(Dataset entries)
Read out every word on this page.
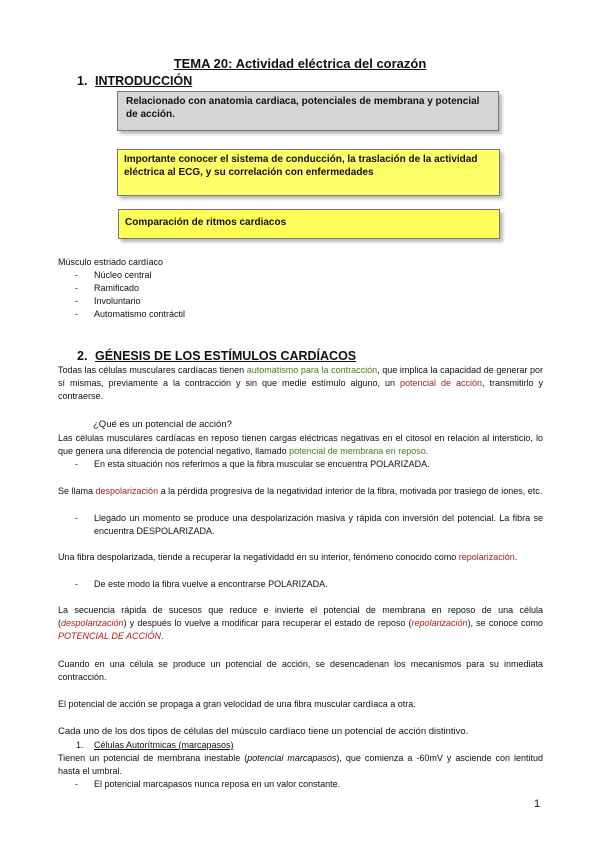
TEMA 20: Actividad eléctrica del corazón
1. INTRODUCCIÓN
Relacionado con anatomia cardiaca, potenciales de membrana y potencial de acción.
Importante conocer el sistema de conducción, la traslación de la actividad eléctrica al ECG, y su correlación con enfermedades
Comparación de ritmos cardiacos
Músculo estriado cardíaco
- Núcleo central
- Ramificado
- Involuntario
- Automatismo contráctil
2. GÉNESIS DE LOS ESTÍMULOS CARDÍACOS
Todas las células musculares cardíacas tienen automatismo para la contracción, que implica la capacidad de generar por sí mismas, previamente a la contracción y sin que medie estímulo alguno, un potencial de acción, transmitirlo y contraerse.
¿Qué es un potencial de acción?
Las células musculares cardíacas en reposo tienen cargas eléctricas negativas en el citosol en relación al intersticio, lo que genera una diferencia de potencial negativo, llamado potencial de membrana en reposo.
- En esta situación nos referimos a que la fibra muscular se encuentra POLARIZADA.
Se llama despolarización a la pérdida progresiva de la negatividad interior de la fibra, motivada por trasiego de iones, etc.
- Llegado un momento se produce una despolarización masiva y rápida con inversión del potencial. La fibra se encuentra DESPOLARIZADA.
Una fibra despolarizada, tiende a recuperar la negatividadd en su interior, fenómeno conocido como repolarización.
- De este modo la fibra vuelve a encontrarse POLARIZADA.
La secuencia rápida de sucesos que reduce e invierte el potencial de membrana en reposo de una célula (despolarización) y después lo vuelve a modificar para recuperar el estado de reposo (repolarización), se conoce como POTENCIAL DE ACCIÓN.
Cuando en una célula se produce un potencial de acción, se desencadenan los mecanismos para su inmediata contracción.
El potencial de acción se propaga a gran velocidad de una fibra muscular cardíaca a otra.
Cada uno de los dos tipos de células del músculo cardíaco tiene un potencial de acción distintivo.
1. Células Autorítmicas (marcapasos)
Tienen un potencial de membrana inestable (potencial marcapasos), que comienza a -60mV y asciende con lentitud hasta el umbral.
- El potencial marcapasos nunca reposa en un valor constante.
1
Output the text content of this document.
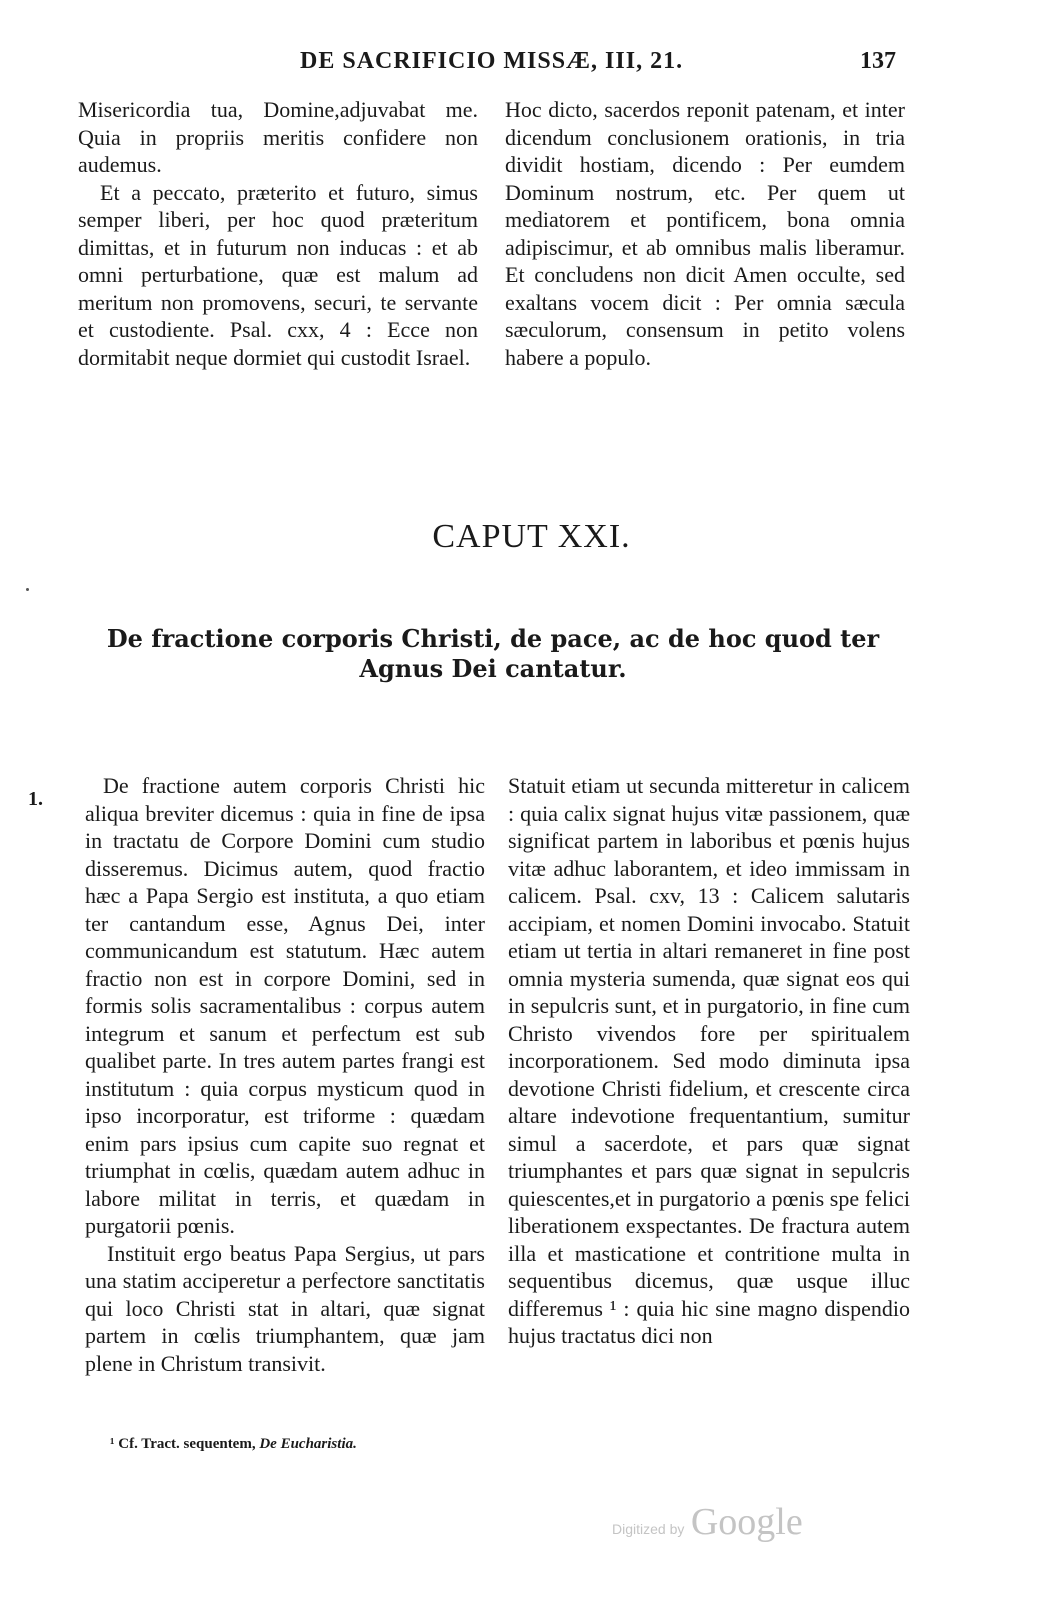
DE SACRIFICIO MISSÆ, III, 21.	137

Misericordia tua, Domine,adjuvabat me. Quia in propriis meritis confidere non audemus.

Et a peccato, præterito et futuro, simus semper liberi, per hoc quod præteritum dimittas, et in futurum non inducas : et ab omni perturbatione, quæ est malum ad meritum non promovens, securi, te servante et custodiente. Psal. cxx, 4 : Ecce non dormitabit neque dormiet qui custodit Israel.

Hoc dicto, sacerdos reponit patenam, et inter dicendum conclusionem orationis, in tria dividit hostiam, dicendo : Per eumdem Dominum nostrum, etc. Per quem ut mediatorem et pontificem, bona omnia adipiscimur, et ab omnibus malis liberamur. Et concludens non dicit Amen occulte, sed exaltans vocem dicit : Per omnia sæcula sæculorum, consensum in petito volens habere a populo.

CAPUT XXI.
De fractione corporis Christi, de pace, ac de hoc quod ter Agnus Dei cantatur.
1.

De fractione autem corporis Christi hic aliqua breviter dicemus : quia in fine de ipsa in tractatu de Corpore Domini cum studio disseremus. Dicimus autem, quod fractio hæc a Papa Sergio est instituta, a quo etiam ter cantandum esse, Agnus Dei, inter communicandum est statutum. Hæc autem fractio non est in corpore Domini, sed in formis solis sacramentalibus : corpus autem integrum et sanum et perfectum est sub qualibet parte. In tres autem partes frangi est institutum : quia corpus mysticum quod in ipso incorporatur, est triforme : quædam enim pars ipsius cum capite suo regnat et triumphat in cœlis, quædam autem adhuc in labore militat in terris, et quædam in purgatorii pœnis.

Instituit ergo beatus Papa Sergius, ut pars una statim acciperetur a perfectore sanctitatis qui loco Christi stat in altari, quæ signat partem in cœlis triumphantem, quæ jam plene in Christum transivit.

Statuit etiam ut secunda mitteretur in calicem : quia calix signat hujus vitæ passionem, quæ significat partem in laboribus et pœnis hujus vitæ adhuc laborantem, et ideo immissam in calicem. Psal. cxv, 13 : Calicem salutaris accipiam, et nomen Domini invocabo. Statuit etiam ut tertia in altari remaneret in fine post omnia mysteria sumenda, quæ signat eos qui in sepulcris sunt, et in purgatorio, in fine cum Christo vivendos fore per spiritualem incorporationem. Sed modo diminuta ipsa devotione Christi fidelium, et crescente circa altare indevotione frequentantium, sumitur simul a sacerdote, et pars quæ signat triumphantes et pars quæ signat in sepulcris quiescentes,et in purgatorio a pœnis spe felici liberationem exspectantes. De fractura autem illa et masticatione et contritione multa in sequentibus dicemus, quæ usque illuc differemus ¹ : quia hic sine magno dispendio hujus tractatus dici non

¹ Cf. Tract. sequentem, De Eucharistia.
Digitized by Google
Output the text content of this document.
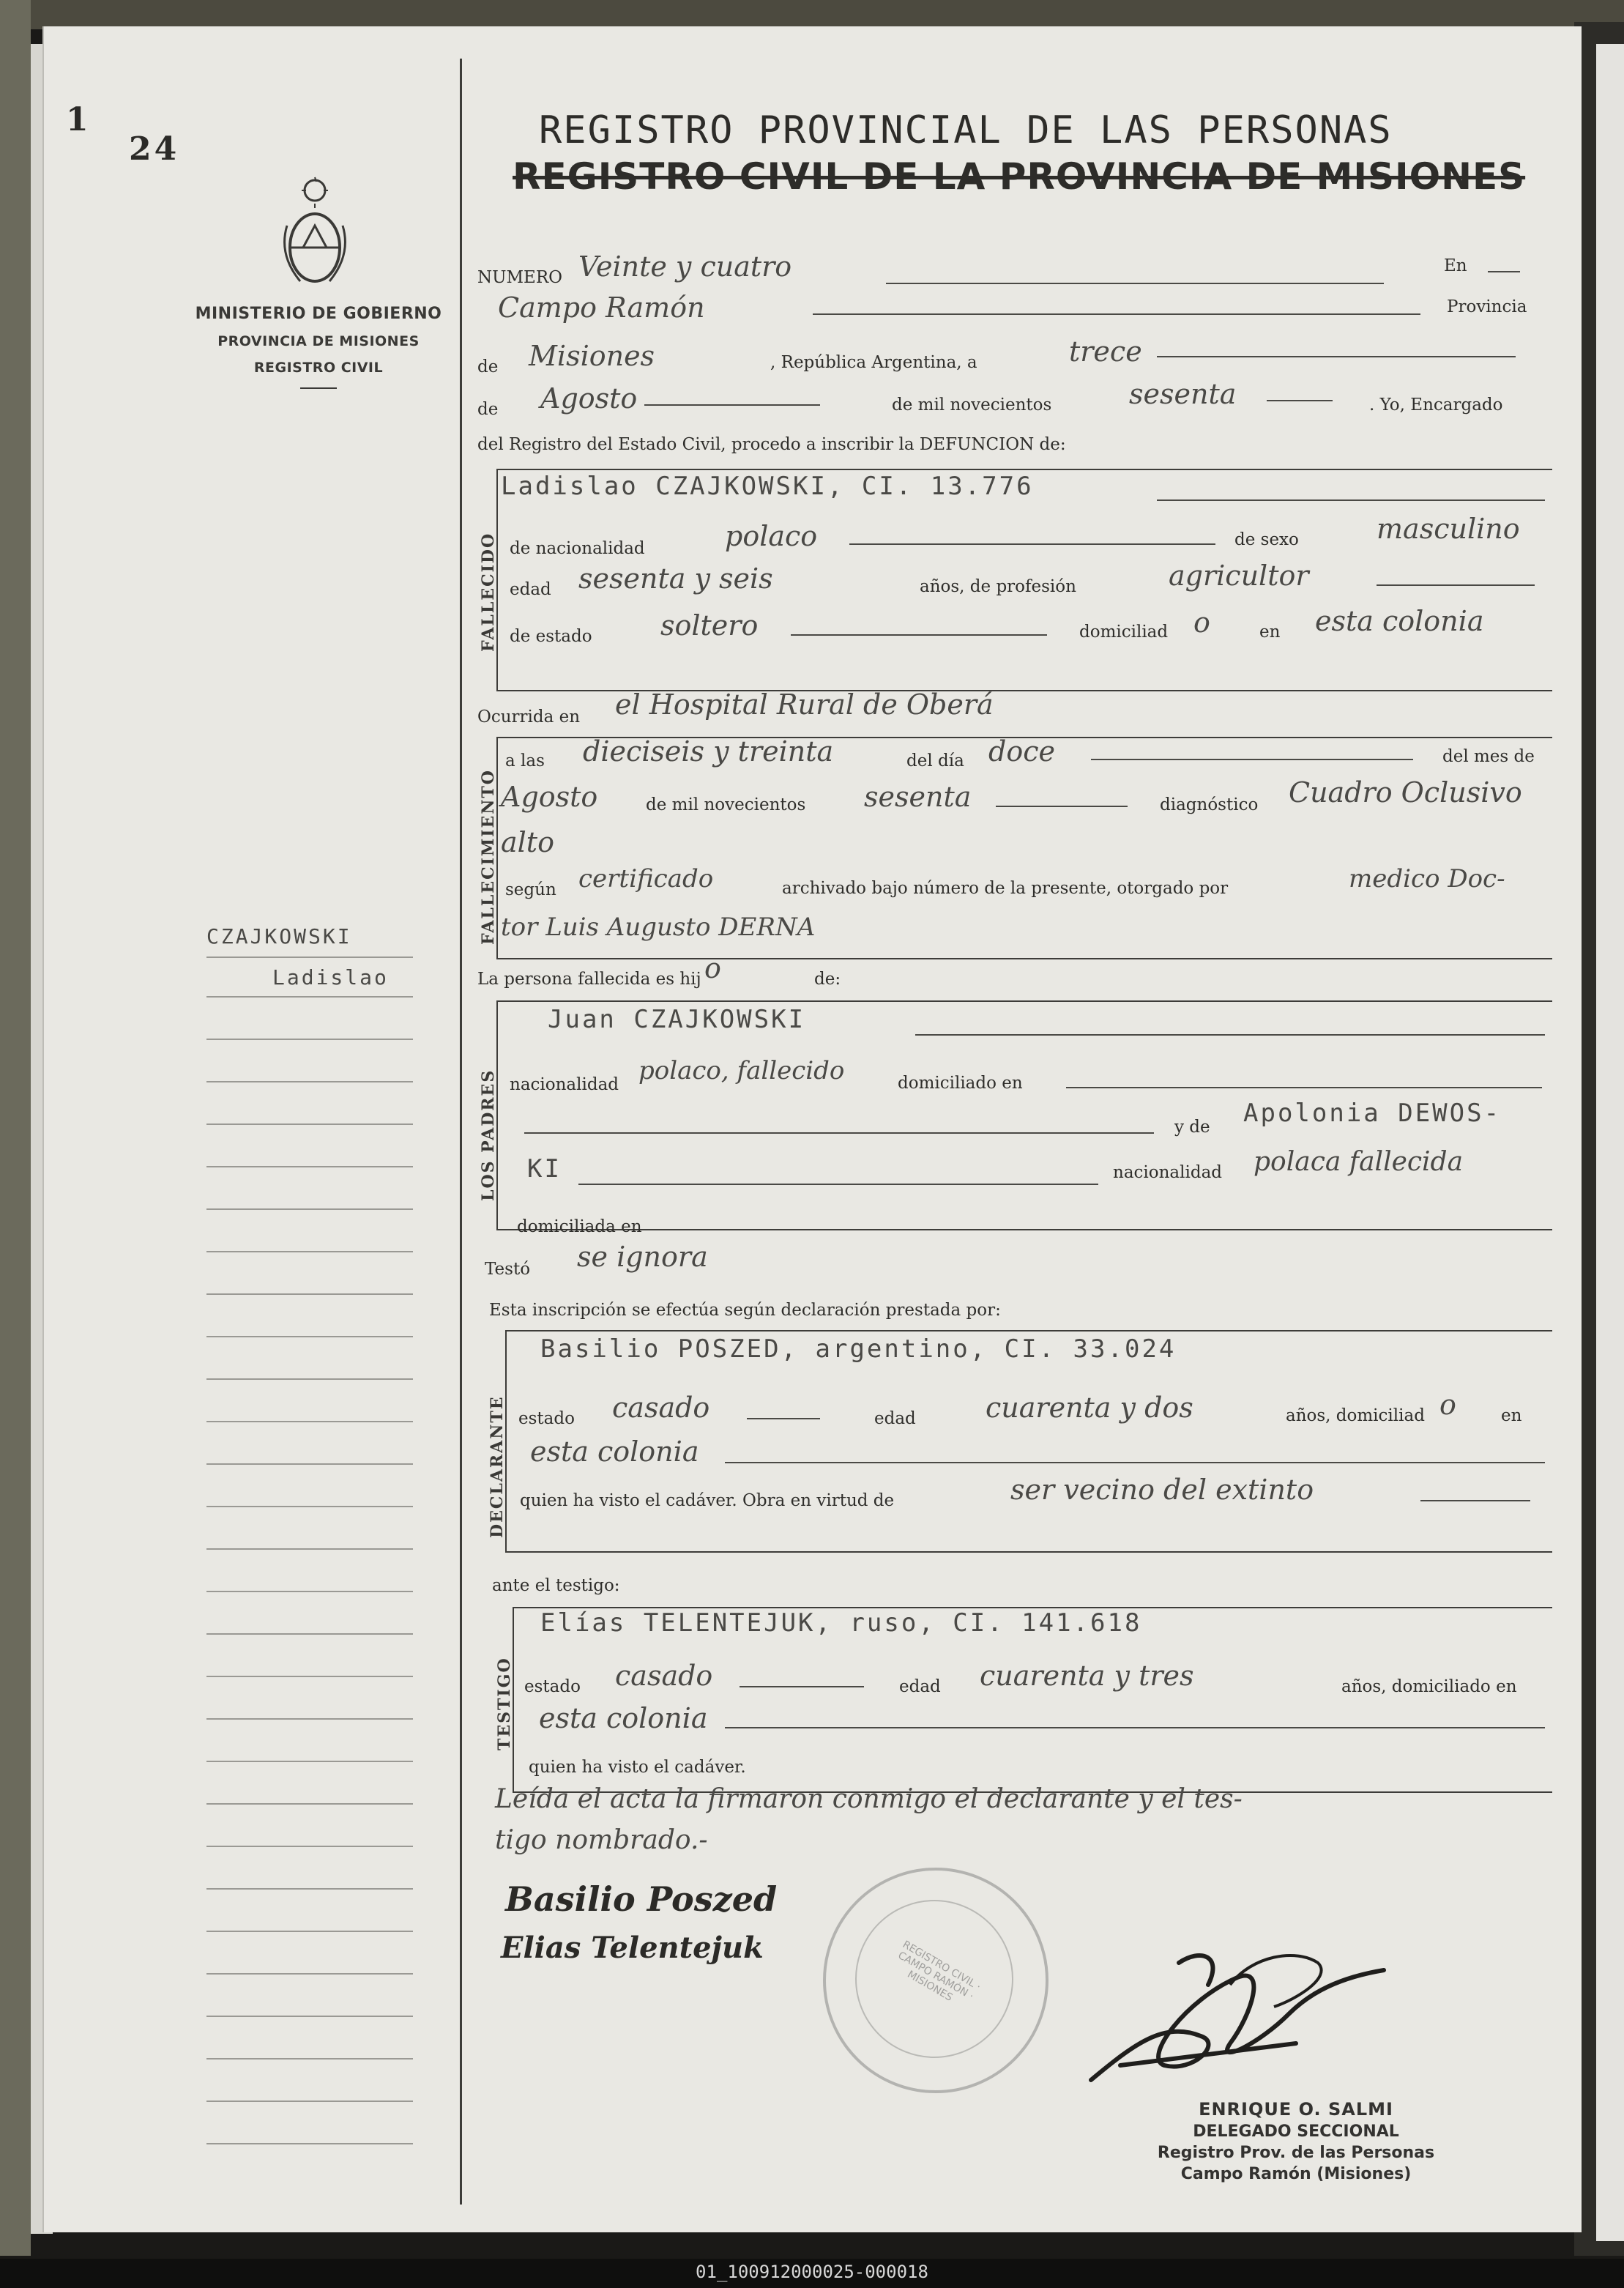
1
24
MINISTERIO DE GOBIERNO
PROVINCIA DE MISIONES
REGISTRO CIVIL
CZAJKOWSKI
Ladislao
REGISTRO PROVINCIAL DE LAS PERSONAS
REGISTRO CIVIL DE LA PROVINCIA DE MISIONES
NUMERO Veinte y cuatro	En
Campo Ramón	Provincia
de Misiones	, República Argentina, a	trece
de Agosto	de mil novecientos	sesenta	. Yo, Encargado
del Registro del Estado Civil, procedo a inscribir la DEFUNCION de:
FALLECIDO
Ladislao CZAJKOWSKI, CI. 13.776
de nacionalidad	polaco	de sexo	masculino
edad sesenta y seis	años, de profesión	agricultor
de estado soltero	domiciliad o	en esta colonia
Ocurrida en el Hospital Rural de Oberá
FALLECIMIENTO
a las dieciseis y treinta	del día doce	del mes de
Agosto	de mil novecientos sesenta	diagnóstico Cuadro Oclusivo
alto
según certificado	archivado bajo número de la presente, otorgado por	medico Doc-
tor Luis Augusto DERNA
La persona fallecida es hij o	de:
LOS PADRES
Juan CZAJKOWSKI
nacionalidad polaco, fallecido	domiciliado en
y de Apolonia DEWOS-
KI	nacionalidad polaca fallecida
domiciliada en
Testó se ignora
Esta inscripción se efectúa según declaración prestada por:
DECLARANTE
Basilio POSZED, argentino, CI. 33.024
estado casado	edad	cuarenta y dos	años, domiciliad o	en
esta colonia
quien ha visto el cadáver. Obra en virtud de	ser vecino del extinto
ante el testigo:
TESTIGO
Elías TELENTEJUK, ruso, CI. 141.618
estado casado	edad cuarenta y tres	años, domiciliado en
esta colonia
quien ha visto el cadáver.
Leída el acta la firmaron conmigo el declarante y el tes-
tigo nombrado.-
Basilio Poszed
Elias Telentejuk	REGISTRO CIVIL · CAMPO RAMÓN · MISIONES
ENRIQUE O. SALMI
DELEGADO SECCIONAL
Registro Prov. de las Personas
Campo Ramón (Misiones)
01_100912000025-000018
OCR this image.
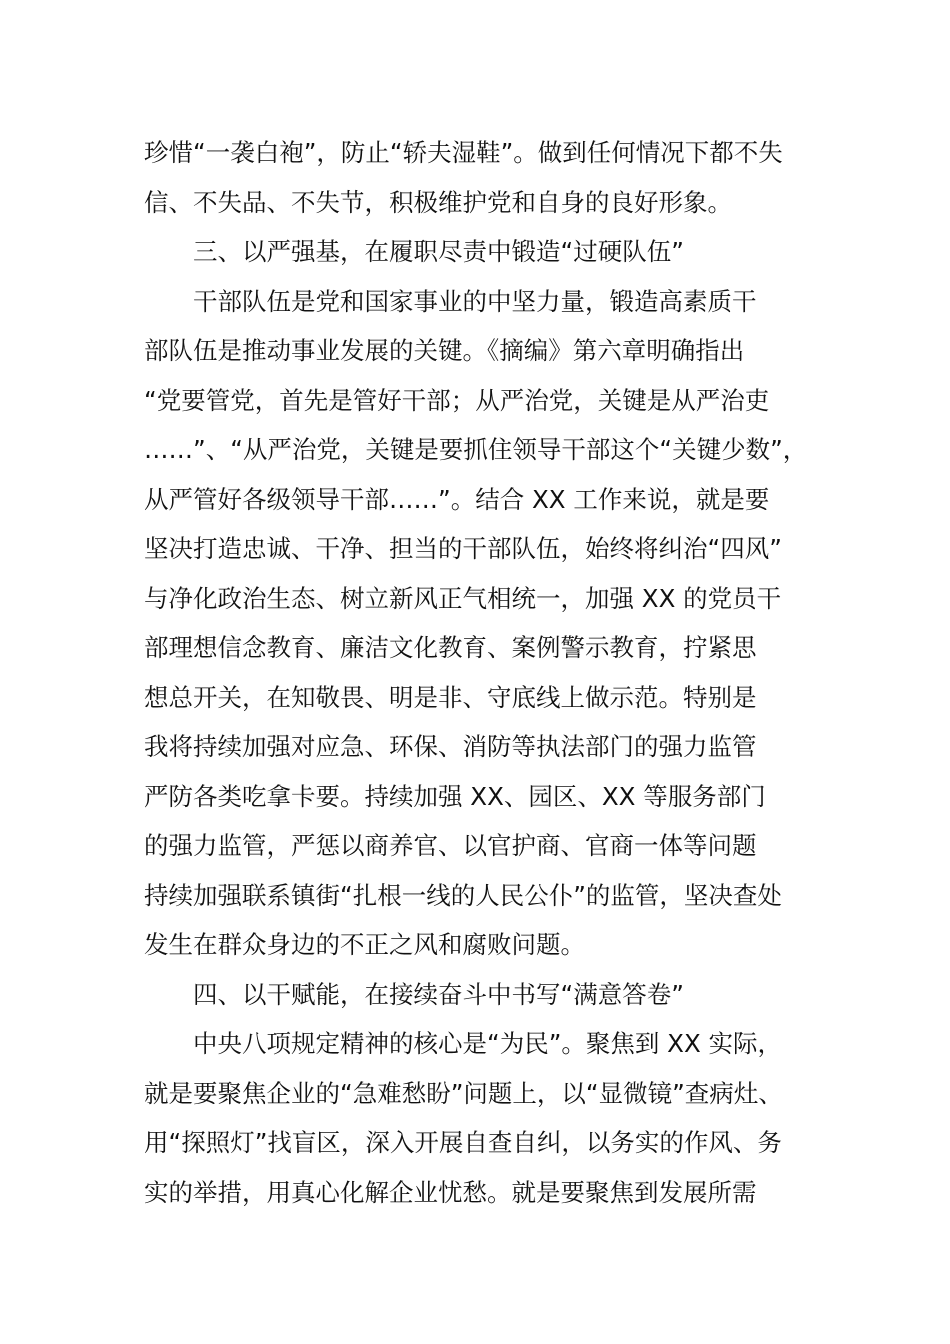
珍惜“一袭白袍”，防止“轿夫湿鞋”。做到任何情况下都不失
信、不失品、不失节，积极维护党和自身的良好形象。
三、以严强基，在履职尽责中锻造“过硬队伍”
干部队伍是党和国家事业的中坚力量，锻造高素质干
部队伍是推动事业发展的关键。《摘编》第六章明确指出
“党要管党，首先是管好干部；从严治党，关键是从严治吏
……”、“从严治党，关键是要抓住领导干部这个“关键少数”，
从严管好各级领导干部……”。结合 XX 工作来说，就是要
坚决打造忠诚、干净、担当的干部队伍，始终将纠治“四风”
与净化政治生态、树立新风正气相统一，加强 XX 的党员干
部理想信念教育、廉洁文化教育、案例警示教育，拧紧思
想总开关，在知敬畏、明是非、守底线上做示范。特别是
我将持续加强对应急、环保、消防等执法部门的强力监管
严防各类吃拿卡要。持续加强 XX、园区、XX 等服务部门
的强力监管，严惩以商养官、以官护商、官商一体等问题
持续加强联系镇街“扎根一线的人民公仆”的监管，坚决查处
发生在群众身边的不正之风和腐败问题。
四、以干赋能，在接续奋斗中书写“满意答卷”
中央八项规定精神的核心是“为民”。聚焦到 XX 实际，
就是要聚焦企业的“急难愁盼”问题上，以“显微镜”查病灶、
用“探照灯”找盲区，深入开展自查自纠，以务实的作风、务
实的举措，用真心化解企业忧愁。就是要聚焦到发展所需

*Exercise task*.
Copy all lines from the listing that contain "fallecida".

*Completed exercise*.
La persona fallecida es hij o	de:
KI	nacionalidad polaca fallecida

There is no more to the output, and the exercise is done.